- [Given data]:

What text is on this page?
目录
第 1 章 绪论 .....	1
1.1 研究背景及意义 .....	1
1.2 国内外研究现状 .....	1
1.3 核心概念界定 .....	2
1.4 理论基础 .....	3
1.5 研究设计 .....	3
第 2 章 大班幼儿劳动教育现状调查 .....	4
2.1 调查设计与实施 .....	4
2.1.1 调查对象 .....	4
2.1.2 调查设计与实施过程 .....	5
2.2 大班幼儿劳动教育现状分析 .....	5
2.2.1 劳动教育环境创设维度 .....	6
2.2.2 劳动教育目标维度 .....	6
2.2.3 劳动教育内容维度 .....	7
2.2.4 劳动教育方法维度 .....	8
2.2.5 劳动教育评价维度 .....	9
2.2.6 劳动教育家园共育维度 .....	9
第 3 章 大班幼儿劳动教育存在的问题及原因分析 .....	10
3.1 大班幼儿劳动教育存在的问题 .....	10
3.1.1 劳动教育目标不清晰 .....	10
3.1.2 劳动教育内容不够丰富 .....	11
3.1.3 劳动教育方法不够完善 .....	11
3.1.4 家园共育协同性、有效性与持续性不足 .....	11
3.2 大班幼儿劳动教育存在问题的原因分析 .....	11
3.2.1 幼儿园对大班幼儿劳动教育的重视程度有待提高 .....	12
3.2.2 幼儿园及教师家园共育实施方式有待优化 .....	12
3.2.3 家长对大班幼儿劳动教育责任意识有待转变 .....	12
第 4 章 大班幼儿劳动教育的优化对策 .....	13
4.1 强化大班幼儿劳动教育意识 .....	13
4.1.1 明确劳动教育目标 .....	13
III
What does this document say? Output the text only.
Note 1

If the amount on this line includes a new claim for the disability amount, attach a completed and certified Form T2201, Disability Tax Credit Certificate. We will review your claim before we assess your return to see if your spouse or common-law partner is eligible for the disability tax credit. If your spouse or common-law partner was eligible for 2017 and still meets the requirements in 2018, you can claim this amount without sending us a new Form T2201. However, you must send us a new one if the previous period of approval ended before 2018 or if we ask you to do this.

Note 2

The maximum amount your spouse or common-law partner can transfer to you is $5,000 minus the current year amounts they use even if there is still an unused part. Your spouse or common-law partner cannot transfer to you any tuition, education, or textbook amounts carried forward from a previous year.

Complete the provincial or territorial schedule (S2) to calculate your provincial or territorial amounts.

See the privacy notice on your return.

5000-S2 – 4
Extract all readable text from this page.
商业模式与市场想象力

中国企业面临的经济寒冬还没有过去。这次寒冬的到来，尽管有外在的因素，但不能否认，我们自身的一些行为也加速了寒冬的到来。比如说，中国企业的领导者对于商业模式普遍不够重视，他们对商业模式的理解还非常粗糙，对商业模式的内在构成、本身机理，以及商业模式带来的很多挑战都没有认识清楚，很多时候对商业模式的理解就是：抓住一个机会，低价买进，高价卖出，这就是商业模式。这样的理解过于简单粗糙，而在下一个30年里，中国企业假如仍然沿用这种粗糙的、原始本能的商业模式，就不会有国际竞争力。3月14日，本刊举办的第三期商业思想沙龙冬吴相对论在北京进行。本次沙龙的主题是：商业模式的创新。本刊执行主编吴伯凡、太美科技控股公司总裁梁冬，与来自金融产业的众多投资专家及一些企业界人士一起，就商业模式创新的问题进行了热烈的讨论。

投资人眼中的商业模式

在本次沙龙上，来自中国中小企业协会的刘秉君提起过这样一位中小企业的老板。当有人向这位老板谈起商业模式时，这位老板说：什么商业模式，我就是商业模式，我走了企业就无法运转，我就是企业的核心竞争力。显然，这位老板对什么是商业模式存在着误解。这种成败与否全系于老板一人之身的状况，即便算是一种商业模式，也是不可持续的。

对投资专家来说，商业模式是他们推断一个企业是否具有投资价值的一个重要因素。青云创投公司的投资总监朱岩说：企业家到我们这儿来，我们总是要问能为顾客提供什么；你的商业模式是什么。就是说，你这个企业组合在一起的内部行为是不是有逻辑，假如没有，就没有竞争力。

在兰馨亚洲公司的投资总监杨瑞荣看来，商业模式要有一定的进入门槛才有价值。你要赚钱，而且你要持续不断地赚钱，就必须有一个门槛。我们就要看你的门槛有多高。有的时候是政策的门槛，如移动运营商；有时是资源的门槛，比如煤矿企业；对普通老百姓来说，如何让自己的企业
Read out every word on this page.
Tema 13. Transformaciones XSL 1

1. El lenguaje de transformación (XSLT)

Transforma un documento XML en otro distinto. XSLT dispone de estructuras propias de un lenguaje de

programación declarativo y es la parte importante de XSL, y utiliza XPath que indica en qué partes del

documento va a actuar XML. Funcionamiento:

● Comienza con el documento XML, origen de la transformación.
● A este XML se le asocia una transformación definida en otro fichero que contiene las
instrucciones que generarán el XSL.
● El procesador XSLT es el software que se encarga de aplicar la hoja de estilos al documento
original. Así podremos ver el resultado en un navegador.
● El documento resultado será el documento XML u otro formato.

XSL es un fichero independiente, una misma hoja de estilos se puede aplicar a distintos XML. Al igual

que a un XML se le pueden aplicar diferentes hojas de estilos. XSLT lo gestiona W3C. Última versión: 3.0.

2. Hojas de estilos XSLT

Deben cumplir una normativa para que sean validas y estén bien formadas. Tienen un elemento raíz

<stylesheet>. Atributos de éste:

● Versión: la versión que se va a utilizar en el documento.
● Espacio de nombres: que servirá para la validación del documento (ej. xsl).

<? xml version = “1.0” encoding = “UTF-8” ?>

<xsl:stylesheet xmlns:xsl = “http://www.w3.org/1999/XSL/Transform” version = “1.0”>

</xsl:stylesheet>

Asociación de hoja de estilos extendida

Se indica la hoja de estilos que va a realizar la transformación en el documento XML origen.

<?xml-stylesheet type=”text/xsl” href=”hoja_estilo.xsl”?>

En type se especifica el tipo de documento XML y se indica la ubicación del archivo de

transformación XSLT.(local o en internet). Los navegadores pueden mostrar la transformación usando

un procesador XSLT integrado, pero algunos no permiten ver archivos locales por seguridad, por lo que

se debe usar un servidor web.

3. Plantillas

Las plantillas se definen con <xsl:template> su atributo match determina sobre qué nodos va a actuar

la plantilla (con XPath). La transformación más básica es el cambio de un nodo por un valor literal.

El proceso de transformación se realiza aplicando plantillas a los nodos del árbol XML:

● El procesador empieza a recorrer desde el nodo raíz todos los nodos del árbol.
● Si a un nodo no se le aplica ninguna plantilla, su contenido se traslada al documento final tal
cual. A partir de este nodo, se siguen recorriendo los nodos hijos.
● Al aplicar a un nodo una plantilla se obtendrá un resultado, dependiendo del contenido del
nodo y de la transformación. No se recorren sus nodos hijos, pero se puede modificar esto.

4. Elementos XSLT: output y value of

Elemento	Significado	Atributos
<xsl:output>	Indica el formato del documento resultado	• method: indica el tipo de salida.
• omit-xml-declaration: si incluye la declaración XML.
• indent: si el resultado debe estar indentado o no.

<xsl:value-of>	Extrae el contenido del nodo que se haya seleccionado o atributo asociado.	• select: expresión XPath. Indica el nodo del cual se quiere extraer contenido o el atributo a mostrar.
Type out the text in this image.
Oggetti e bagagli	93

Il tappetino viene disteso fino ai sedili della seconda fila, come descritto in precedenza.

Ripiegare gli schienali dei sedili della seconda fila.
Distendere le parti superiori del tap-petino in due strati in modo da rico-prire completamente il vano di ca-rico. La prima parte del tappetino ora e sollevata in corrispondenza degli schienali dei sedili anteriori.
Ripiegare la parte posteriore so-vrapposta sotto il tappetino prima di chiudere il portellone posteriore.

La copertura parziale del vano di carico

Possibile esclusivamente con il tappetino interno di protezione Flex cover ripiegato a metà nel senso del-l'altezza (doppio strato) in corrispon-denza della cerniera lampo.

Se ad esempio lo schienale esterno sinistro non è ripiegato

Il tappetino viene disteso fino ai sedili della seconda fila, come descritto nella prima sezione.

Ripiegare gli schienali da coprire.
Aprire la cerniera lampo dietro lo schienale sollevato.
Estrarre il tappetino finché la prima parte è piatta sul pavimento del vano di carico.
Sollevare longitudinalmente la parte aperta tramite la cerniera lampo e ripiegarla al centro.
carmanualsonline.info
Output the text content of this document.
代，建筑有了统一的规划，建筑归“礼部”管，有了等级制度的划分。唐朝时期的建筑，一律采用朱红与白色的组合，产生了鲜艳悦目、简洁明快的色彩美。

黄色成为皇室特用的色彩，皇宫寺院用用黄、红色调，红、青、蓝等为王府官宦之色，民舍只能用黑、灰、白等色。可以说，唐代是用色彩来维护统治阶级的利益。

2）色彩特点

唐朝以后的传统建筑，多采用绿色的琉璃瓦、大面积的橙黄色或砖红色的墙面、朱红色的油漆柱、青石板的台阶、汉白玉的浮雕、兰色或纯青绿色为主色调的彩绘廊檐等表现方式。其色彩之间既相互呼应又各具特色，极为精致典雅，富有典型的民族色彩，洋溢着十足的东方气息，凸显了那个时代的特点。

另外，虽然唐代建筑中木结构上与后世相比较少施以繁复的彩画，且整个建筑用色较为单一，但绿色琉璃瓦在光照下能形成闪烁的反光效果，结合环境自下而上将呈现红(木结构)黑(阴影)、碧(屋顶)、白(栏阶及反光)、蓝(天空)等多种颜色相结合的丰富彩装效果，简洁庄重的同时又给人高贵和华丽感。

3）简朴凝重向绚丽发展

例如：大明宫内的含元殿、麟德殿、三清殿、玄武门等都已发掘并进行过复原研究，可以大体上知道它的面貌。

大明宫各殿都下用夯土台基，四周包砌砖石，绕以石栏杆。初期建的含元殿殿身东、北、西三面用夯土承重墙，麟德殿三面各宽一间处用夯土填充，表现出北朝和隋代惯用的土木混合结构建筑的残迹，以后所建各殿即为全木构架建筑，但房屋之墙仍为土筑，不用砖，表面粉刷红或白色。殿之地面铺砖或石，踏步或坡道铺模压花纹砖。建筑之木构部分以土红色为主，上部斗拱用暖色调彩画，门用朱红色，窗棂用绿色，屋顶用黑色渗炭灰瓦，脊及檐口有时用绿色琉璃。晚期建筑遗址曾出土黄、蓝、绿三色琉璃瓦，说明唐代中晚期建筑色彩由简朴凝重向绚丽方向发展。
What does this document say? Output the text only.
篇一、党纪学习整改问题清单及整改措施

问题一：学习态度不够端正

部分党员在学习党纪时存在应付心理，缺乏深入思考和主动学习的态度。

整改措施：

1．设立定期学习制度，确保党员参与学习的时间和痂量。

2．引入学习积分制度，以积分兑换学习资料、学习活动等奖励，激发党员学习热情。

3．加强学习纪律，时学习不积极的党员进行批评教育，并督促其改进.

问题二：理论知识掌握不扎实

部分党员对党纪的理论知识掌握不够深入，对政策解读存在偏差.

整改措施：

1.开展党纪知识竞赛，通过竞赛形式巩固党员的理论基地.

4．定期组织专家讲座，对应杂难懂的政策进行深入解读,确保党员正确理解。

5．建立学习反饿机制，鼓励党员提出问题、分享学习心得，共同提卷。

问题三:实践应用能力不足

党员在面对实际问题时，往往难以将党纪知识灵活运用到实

- [What you need to do]: In the entries above, find lines with "fila" and copy each.

- [Finished answer]:
Il tappetino viene disteso fino ai sedili della seconda fila, come descritto in precedenza.
Ripiegare gli schienali dei sedili della seconda fila.
Il tappetino viene disteso fino ai sedili della seconda fila, come descritto nella prima sezione.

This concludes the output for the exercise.